■ **DATASET RECORDS**:
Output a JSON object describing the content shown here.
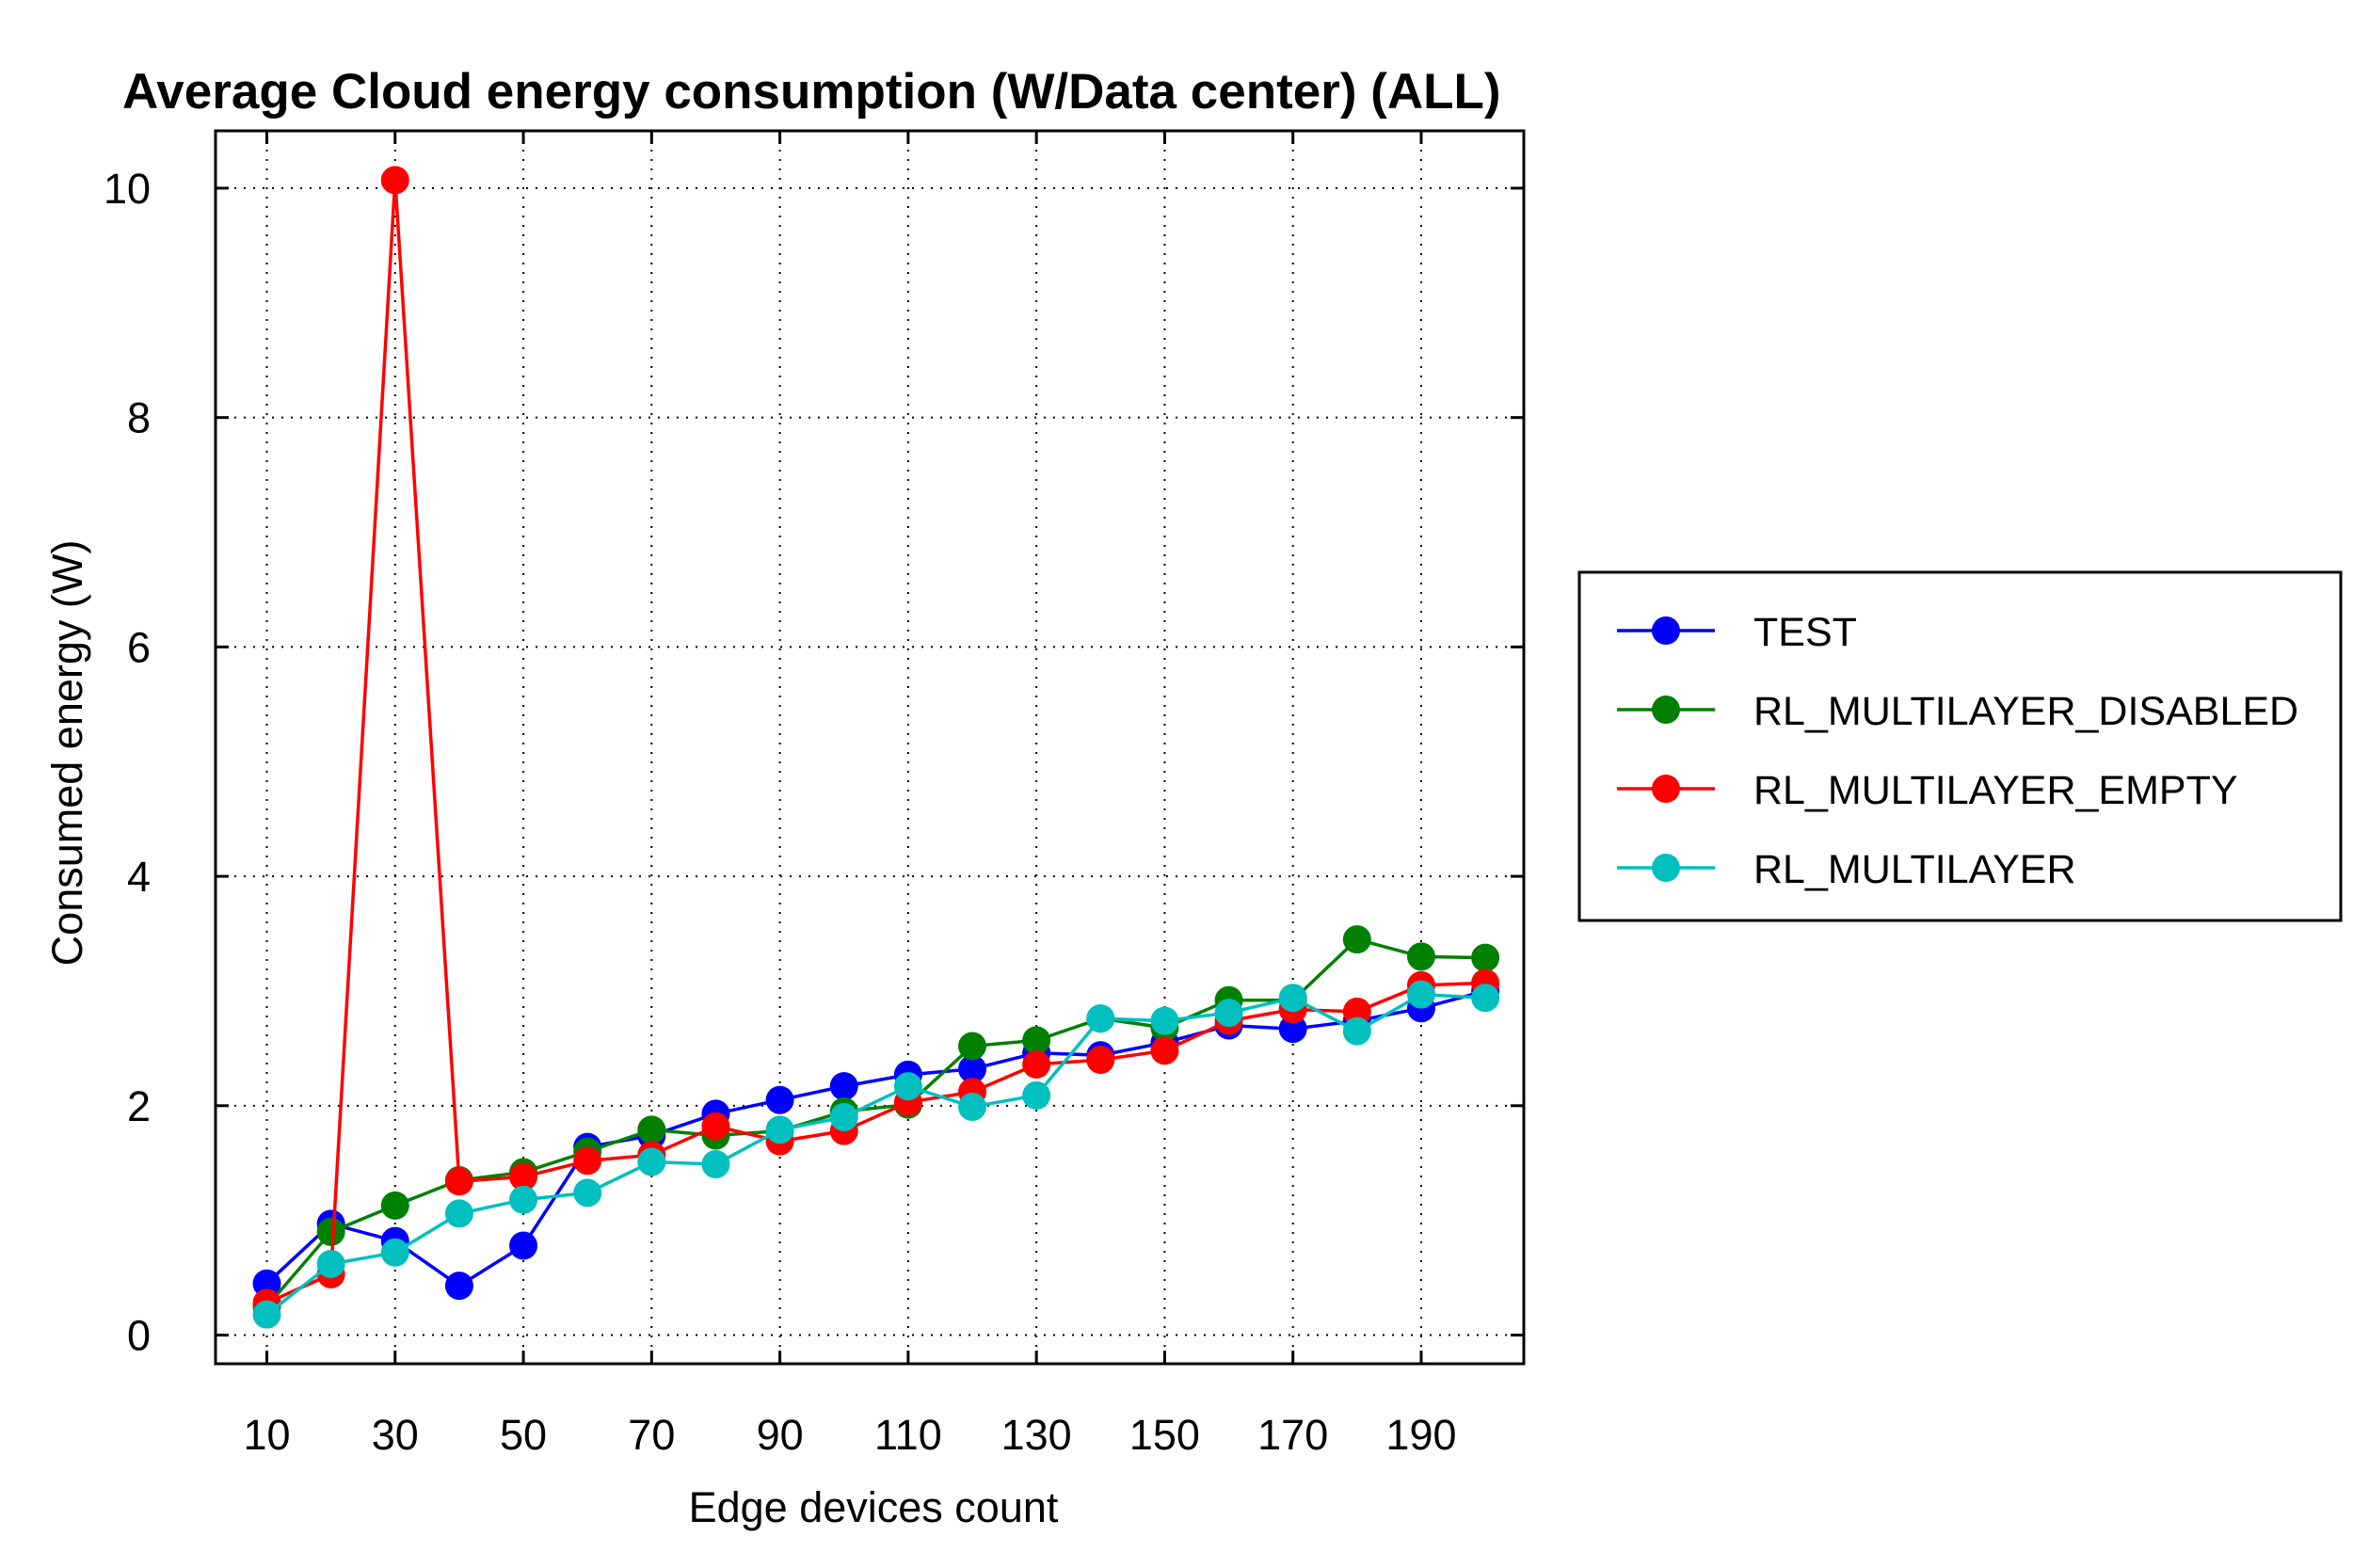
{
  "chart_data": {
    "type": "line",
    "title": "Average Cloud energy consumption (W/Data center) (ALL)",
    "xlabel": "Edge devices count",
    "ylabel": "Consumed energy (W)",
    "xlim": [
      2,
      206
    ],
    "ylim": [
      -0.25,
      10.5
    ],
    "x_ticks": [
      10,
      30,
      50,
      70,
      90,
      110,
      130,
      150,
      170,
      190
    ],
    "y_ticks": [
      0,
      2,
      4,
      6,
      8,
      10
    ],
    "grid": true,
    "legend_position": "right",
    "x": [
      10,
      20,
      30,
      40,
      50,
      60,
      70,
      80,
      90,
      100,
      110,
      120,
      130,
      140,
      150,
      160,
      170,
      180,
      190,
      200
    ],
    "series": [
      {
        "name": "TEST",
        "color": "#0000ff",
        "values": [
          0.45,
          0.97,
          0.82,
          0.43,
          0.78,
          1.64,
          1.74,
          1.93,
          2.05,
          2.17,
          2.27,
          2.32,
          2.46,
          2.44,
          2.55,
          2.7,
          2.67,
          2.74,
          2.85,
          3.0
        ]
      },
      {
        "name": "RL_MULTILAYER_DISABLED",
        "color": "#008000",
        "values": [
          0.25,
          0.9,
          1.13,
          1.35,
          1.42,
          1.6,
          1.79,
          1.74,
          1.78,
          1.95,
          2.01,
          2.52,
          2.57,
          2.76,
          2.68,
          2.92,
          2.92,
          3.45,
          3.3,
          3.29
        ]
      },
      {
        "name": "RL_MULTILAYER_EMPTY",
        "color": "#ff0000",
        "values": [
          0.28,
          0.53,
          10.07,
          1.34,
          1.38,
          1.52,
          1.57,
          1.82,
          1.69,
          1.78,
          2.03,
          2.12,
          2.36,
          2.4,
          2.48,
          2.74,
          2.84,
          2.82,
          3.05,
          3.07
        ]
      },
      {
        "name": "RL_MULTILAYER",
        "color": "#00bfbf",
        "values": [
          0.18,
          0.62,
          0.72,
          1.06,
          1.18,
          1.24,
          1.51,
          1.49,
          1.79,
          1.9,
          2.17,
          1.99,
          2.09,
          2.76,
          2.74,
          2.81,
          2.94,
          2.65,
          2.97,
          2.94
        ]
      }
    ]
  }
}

■ **GOAL**:
Each record above should come back exactly the same, only without its pictures.

■ **TASK RESPONSE**:
Output a JSON object describing the content shown here.
{
  "chart_data": {
    "type": "line",
    "title": "Average Cloud energy consumption (W/Data center) (ALL)",
    "xlabel": "Edge devices count",
    "ylabel": "Consumed energy (W)",
    "xlim": [
      2,
      206
    ],
    "ylim": [
      -0.25,
      10.5
    ],
    "x_ticks": [
      10,
      30,
      50,
      70,
      90,
      110,
      130,
      150,
      170,
      190
    ],
    "y_ticks": [
      0,
      2,
      4,
      6,
      8,
      10
    ],
    "grid": true,
    "legend_position": "right",
    "x": [
      10,
      20,
      30,
      40,
      50,
      60,
      70,
      80,
      90,
      100,
      110,
      120,
      130,
      140,
      150,
      160,
      170,
      180,
      190,
      200
    ],
    "series": [
      {
        "name": "TEST",
        "color": "#0000ff",
        "values": [
          0.45,
          0.97,
          0.82,
          0.43,
          0.78,
          1.64,
          1.74,
          1.93,
          2.05,
          2.17,
          2.27,
          2.32,
          2.46,
          2.44,
          2.55,
          2.7,
          2.67,
          2.74,
          2.85,
          3.0
        ]
      },
      {
        "name": "RL_MULTILAYER_DISABLED",
        "color": "#008000",
        "values": [
          0.25,
          0.9,
          1.13,
          1.35,
          1.42,
          1.6,
          1.79,
          1.74,
          1.78,
          1.95,
          2.01,
          2.52,
          2.57,
          2.76,
          2.68,
          2.92,
          2.92,
          3.45,
          3.3,
          3.29
        ]
      },
      {
        "name": "RL_MULTILAYER_EMPTY",
        "color": "#ff0000",
        "values": [
          0.28,
          0.53,
          10.07,
          1.34,
          1.38,
          1.52,
          1.57,
          1.82,
          1.69,
          1.78,
          2.03,
          2.12,
          2.36,
          2.4,
          2.48,
          2.74,
          2.84,
          2.82,
          3.05,
          3.07
        ]
      },
      {
        "name": "RL_MULTILAYER",
        "color": "#00bfbf",
        "values": [
          0.18,
          0.62,
          0.72,
          1.06,
          1.18,
          1.24,
          1.51,
          1.49,
          1.79,
          1.9,
          2.17,
          1.99,
          2.09,
          2.76,
          2.74,
          2.81,
          2.94,
          2.65,
          2.97,
          2.94
        ]
      }
    ]
  }
}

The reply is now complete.